TEXT BLOCK:
The document DB 110 is connected to the topic modeling module 115. The document DB 110 is used to store text collected in advance. For example, text collected from an SNS is stored.
The topic modeling module 115 is connected to the document DB 110 and the model output module 120. From multiple texts stored in the document DB 110, the topic modeling module 115 extracts words constituting the texts. The topic modeling module 115 applies the topic modeling technique to the extracted words, and generates a topic model. The topic modeling module 115 transmits the generated topic model to the model output module 120.
The model output module 120 is connected to the topic modeling module 115 and the model storage apparatus 125. The model output module 120 stores the topic model generated by the topic modeling module 115, in the model storage apparatus 125.
The model storage apparatus 125 is connected to the model output module 120 and the word topic estimating module 160. The model storage apparatus 125 stores the topic model which is output from the model output module 120 (the topic model generated by topic modeling module 115). The model storage apparatus 125 supplies the topic model to the word topic estimating module 160 of the contextual processing module 150.
The document/target receiving module 155 is connected to the word topic estimating module 160. The document/target receiving module 155 receives a target and a target text. The target text is a text which is a target from which context words for the topic are extracted. For example, the target text may be a text created through a user operation using a mouse, a keyboard, a touch panel, voice, a line of sight, a gesture, or the like, or may be a text obtained by reading out a text stored in a storage apparatus such as a hard disk (including a storage apparatus included in a computer, and a storage apparatus connected via a network) or the like.
The word topic estimating module 160 is connected to the model storage apparatus 125, the document/target receiving module 155, and the main topic extracting module 165. The word topic estimating module 160 applies the topic model to the target text, and extracts topic distributions for the words constituting the text. The expression “words constituting text information” means words included in the text information. The term “topic distribution” means a probability of a topic indicated by a target word. In the case where it is possible to attach multiple topics to one word, the term “topic distribution” means probabilities of the topics. For example, as described below, for the word “” which means “Food A”, a probability that the topic indicated by the word is “T1” is 100%. For the word “” which means “selling”, topics indicated by the word are “T1” and “T2”. A probability that the topic indicated by the word is “T1” is 66.7%, and a probability that the topic indicated by the word is “T2” is 33.3%. That is, in the specific data structure of a topic distribution, a word may correspond to one or more sets (pairs) of a topic indicated by the word and a probability value for the topic.

INFORMATION SHOWN:
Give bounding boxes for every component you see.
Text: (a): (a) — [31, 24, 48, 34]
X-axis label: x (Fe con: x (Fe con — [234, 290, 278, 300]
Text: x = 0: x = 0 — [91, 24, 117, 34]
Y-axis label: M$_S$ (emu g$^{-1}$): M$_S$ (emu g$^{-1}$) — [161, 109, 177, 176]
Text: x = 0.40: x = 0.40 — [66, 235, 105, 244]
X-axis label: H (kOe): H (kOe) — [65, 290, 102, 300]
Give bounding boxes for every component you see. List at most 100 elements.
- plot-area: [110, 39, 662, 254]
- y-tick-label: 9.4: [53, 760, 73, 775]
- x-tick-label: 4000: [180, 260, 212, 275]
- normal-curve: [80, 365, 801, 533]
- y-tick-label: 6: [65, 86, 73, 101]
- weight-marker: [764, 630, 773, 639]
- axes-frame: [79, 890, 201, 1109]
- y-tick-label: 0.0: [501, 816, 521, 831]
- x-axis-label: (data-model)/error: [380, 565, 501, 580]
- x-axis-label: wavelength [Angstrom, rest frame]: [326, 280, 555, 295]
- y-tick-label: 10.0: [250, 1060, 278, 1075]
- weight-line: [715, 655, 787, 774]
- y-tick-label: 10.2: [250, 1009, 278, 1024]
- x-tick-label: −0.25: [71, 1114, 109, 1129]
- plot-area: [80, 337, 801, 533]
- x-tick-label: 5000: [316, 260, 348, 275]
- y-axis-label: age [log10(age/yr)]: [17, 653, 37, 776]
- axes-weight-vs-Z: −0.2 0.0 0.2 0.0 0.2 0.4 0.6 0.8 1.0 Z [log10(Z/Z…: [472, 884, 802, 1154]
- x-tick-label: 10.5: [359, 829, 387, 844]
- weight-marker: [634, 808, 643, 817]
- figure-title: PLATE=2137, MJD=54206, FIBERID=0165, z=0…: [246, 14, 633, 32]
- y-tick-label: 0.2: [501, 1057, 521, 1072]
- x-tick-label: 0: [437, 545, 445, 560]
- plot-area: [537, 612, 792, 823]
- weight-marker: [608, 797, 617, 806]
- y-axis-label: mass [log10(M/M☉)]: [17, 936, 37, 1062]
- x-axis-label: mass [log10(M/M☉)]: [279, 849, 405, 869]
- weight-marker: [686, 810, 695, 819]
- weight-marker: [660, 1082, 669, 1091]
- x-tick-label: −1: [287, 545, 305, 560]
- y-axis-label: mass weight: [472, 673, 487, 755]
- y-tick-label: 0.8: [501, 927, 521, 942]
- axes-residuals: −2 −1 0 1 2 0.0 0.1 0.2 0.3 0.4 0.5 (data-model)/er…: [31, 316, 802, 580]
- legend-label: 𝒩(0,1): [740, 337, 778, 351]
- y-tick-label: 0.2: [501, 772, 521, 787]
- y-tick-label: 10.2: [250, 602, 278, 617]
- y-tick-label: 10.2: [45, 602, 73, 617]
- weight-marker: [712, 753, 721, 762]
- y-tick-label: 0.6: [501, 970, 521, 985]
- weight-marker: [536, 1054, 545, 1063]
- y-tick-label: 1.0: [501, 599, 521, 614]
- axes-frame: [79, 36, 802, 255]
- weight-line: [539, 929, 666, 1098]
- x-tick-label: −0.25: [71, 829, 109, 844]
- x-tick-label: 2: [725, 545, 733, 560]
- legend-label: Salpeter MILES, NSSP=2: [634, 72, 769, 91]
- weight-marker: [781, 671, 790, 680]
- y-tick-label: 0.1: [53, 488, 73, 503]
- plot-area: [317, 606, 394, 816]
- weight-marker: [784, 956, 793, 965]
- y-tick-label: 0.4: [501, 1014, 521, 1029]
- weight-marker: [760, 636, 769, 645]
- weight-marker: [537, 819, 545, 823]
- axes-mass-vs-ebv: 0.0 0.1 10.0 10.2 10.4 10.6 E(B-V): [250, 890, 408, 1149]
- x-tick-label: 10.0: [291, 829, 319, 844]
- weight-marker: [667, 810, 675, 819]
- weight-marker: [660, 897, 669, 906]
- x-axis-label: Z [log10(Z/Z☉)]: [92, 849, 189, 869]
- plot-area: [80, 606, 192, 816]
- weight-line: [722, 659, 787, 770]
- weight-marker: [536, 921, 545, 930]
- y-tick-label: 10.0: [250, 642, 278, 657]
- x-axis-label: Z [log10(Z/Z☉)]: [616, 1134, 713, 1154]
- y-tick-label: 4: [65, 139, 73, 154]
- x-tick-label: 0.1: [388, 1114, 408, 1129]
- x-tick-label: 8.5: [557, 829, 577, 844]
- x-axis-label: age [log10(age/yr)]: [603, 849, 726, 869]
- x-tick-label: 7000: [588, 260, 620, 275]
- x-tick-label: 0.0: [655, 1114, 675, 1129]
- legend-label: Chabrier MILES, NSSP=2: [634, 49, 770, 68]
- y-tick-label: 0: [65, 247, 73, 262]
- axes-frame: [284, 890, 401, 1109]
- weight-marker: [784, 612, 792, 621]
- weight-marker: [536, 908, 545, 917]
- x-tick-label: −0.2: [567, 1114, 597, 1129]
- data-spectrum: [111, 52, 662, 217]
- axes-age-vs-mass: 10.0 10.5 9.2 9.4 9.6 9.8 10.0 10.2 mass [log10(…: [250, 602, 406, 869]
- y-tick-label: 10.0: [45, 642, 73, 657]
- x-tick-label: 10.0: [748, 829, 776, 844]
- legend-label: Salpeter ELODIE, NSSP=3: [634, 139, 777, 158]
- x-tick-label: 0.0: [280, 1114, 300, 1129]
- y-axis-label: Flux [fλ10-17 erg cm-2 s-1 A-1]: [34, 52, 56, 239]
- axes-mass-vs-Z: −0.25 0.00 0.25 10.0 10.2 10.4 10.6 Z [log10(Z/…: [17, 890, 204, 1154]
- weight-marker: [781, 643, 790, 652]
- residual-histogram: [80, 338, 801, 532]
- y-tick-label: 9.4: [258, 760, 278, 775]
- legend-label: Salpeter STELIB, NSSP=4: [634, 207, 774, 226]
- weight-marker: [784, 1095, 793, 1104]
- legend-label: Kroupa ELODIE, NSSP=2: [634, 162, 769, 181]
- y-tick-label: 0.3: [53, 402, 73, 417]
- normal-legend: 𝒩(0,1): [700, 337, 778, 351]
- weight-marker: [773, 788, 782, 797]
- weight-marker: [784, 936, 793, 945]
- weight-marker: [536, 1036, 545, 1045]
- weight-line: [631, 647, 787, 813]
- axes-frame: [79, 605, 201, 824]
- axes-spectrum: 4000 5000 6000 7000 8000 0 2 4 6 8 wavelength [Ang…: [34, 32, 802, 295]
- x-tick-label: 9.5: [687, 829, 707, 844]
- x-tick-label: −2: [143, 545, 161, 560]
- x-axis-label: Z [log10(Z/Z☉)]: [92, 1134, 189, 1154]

YOUR INSTRUCTIONS:
Print the part of the topic modeling description from "The model output module 120 is" to "processing module 150.".

EXERCISE RESULT:
The model output module 120 is connected to the topic modeling module 115 and the model storage apparatus 125. The model output module 120 stores the topic model generated by the topic modeling module 115, in the model storage apparatus 125.
The model storage apparatus 125 is connected to the model output module 120 and the word topic estimating module 160. The model storage apparatus 125 stores the topic model which is output from the model output module 120 (the topic model generated by topic modeling module 115). The model storage apparatus 125 supplies the topic model to the word topic estimating module 160 of the contextual processing module 150.